> **Exercise details**:
Go through the listing and return every line with "прийнятих" in it.

[Data records]
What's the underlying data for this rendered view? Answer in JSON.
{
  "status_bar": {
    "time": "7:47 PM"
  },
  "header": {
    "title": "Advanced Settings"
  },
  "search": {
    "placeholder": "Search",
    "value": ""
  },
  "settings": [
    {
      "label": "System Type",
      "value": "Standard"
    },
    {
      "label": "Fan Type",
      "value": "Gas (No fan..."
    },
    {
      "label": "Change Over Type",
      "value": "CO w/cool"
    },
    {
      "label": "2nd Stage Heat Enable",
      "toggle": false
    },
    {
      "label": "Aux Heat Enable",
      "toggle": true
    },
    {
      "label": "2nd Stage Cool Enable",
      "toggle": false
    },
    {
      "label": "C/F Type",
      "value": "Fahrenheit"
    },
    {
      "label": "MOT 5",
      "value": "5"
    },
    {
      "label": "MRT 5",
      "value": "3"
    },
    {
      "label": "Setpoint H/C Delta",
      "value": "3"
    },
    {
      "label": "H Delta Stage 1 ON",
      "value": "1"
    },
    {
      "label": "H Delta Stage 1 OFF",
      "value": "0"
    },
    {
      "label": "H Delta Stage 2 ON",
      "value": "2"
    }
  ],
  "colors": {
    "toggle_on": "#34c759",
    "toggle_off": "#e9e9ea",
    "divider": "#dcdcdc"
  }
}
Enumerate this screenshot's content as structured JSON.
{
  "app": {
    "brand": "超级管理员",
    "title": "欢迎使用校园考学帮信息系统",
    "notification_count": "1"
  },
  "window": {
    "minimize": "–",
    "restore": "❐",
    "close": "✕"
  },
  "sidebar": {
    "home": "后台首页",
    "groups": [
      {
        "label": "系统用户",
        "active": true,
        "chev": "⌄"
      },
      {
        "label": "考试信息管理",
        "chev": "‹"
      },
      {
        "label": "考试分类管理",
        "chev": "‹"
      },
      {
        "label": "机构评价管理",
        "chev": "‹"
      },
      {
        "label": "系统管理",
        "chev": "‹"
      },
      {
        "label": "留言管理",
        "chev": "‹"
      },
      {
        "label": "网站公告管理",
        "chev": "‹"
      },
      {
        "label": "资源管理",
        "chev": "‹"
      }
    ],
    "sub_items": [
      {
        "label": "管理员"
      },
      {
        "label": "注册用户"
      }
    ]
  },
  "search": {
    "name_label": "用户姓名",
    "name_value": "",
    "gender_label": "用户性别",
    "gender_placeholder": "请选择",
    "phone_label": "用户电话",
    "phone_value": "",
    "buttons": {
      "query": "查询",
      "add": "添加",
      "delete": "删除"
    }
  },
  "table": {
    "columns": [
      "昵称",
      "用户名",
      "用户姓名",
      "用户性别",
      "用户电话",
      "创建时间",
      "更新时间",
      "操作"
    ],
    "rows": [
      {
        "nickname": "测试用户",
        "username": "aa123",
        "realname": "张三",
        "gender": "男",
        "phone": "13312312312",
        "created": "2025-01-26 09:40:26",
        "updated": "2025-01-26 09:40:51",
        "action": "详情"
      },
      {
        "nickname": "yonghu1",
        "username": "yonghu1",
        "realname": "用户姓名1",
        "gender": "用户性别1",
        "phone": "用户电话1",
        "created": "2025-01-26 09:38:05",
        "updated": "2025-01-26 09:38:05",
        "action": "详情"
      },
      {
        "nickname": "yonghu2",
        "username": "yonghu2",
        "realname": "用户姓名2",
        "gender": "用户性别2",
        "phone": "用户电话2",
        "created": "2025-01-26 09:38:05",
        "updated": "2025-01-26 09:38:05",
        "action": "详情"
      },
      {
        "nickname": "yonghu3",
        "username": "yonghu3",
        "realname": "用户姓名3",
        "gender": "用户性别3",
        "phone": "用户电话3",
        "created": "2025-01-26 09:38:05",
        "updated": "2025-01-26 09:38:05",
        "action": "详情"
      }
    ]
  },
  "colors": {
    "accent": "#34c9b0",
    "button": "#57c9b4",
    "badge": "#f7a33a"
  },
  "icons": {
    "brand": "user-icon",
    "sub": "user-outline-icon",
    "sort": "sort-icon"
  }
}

...

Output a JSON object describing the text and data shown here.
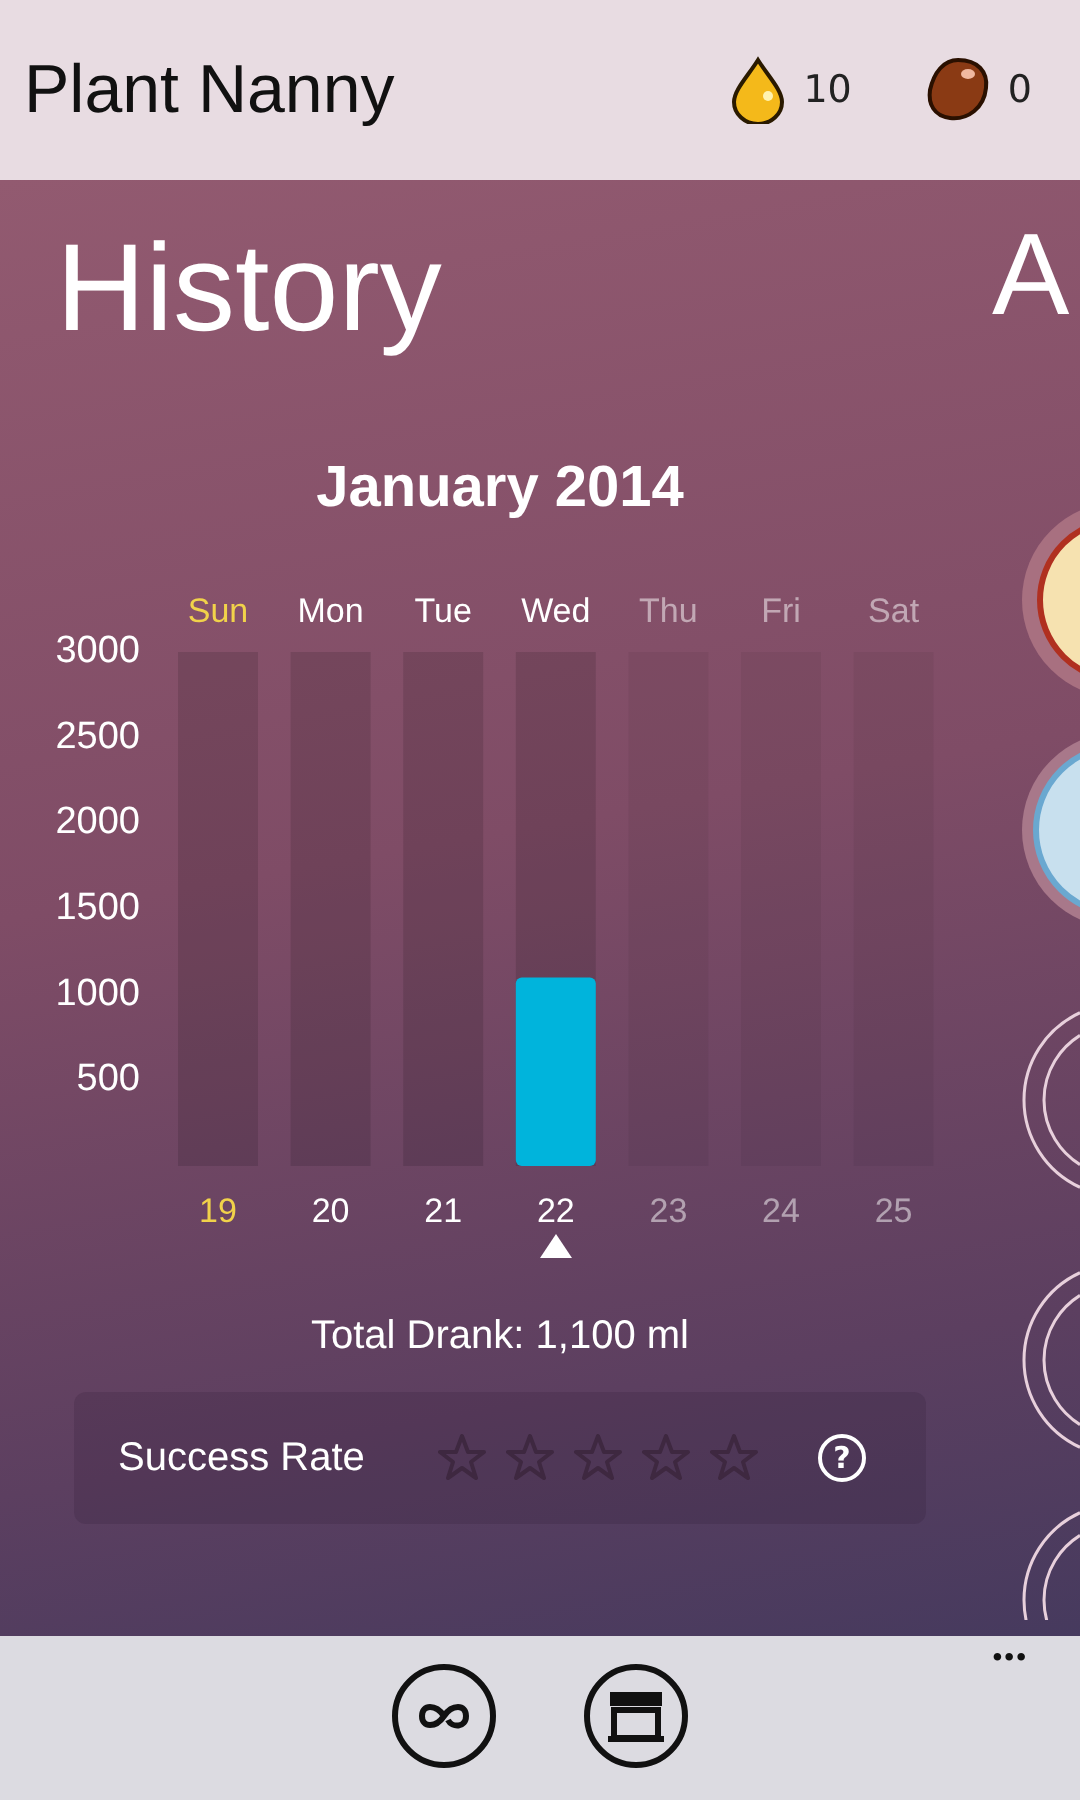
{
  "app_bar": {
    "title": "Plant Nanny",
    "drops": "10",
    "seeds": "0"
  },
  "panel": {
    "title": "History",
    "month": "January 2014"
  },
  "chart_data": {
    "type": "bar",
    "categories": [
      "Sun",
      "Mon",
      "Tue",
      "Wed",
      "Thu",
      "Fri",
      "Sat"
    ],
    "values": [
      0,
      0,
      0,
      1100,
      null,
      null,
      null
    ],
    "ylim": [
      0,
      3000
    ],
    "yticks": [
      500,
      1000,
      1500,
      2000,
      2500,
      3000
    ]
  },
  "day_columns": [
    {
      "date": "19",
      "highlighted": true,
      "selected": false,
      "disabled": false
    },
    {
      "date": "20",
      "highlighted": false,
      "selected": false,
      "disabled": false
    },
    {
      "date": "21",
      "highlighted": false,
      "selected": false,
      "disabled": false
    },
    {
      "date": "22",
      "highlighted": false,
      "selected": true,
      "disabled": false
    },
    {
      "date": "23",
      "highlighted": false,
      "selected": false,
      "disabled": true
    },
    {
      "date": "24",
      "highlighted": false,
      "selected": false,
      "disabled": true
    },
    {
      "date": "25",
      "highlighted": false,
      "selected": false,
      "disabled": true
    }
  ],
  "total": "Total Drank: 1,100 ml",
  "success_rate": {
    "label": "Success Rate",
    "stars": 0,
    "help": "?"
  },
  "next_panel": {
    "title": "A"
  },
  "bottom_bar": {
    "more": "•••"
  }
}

--

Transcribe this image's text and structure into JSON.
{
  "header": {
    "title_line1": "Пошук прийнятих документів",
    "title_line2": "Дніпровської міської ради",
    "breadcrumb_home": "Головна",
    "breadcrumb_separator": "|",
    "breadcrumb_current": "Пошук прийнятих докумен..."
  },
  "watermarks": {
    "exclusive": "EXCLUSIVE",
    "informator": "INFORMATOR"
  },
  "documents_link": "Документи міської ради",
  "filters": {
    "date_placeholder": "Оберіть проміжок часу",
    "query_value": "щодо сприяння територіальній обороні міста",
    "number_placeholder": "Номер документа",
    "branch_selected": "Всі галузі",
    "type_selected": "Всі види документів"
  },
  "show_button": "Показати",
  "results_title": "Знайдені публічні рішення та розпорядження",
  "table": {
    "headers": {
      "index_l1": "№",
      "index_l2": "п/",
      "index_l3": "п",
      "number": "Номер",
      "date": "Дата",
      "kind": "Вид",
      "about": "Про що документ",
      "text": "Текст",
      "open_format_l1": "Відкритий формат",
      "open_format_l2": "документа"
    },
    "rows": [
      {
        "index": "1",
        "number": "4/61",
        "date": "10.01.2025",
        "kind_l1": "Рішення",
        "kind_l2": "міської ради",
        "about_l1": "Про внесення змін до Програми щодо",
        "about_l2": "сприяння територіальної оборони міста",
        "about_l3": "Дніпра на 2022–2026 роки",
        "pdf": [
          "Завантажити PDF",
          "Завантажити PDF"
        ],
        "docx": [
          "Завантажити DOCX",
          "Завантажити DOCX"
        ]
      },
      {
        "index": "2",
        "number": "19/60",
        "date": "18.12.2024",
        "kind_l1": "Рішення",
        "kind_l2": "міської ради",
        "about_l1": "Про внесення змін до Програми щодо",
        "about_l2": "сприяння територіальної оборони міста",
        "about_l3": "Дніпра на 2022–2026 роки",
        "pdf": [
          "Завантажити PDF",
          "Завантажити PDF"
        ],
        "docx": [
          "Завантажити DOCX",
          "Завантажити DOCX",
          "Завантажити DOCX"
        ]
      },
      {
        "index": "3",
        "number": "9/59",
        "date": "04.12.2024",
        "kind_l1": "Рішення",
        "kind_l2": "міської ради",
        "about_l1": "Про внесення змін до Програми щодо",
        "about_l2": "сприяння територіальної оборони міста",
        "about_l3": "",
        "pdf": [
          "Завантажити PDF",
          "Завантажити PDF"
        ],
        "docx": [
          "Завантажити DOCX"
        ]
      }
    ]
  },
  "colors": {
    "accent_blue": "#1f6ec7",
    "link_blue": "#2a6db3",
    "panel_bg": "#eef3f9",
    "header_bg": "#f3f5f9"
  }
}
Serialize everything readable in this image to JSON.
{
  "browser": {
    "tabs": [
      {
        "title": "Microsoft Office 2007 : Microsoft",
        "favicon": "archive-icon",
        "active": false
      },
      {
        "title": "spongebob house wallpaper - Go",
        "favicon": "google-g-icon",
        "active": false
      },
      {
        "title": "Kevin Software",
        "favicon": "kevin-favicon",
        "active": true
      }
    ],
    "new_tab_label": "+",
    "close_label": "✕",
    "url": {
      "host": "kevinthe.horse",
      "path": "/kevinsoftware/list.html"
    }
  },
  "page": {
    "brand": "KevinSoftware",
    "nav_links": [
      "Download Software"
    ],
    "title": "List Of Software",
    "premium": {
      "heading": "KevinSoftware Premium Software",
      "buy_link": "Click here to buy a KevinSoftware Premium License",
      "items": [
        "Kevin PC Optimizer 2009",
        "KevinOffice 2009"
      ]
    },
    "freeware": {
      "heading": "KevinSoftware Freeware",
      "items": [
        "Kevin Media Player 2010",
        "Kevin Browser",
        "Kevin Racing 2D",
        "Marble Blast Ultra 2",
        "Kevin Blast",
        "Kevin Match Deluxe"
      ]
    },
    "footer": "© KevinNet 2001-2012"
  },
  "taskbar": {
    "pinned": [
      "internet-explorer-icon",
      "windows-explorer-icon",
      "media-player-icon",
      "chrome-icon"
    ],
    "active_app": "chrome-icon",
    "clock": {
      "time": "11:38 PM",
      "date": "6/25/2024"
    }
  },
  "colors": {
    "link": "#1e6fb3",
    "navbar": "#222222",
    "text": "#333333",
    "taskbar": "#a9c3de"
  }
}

> **The answer**:
    "title_line1": "Пошук прийнятих документів",
    "breadcrumb_current": "Пошук прийнятих докумен..."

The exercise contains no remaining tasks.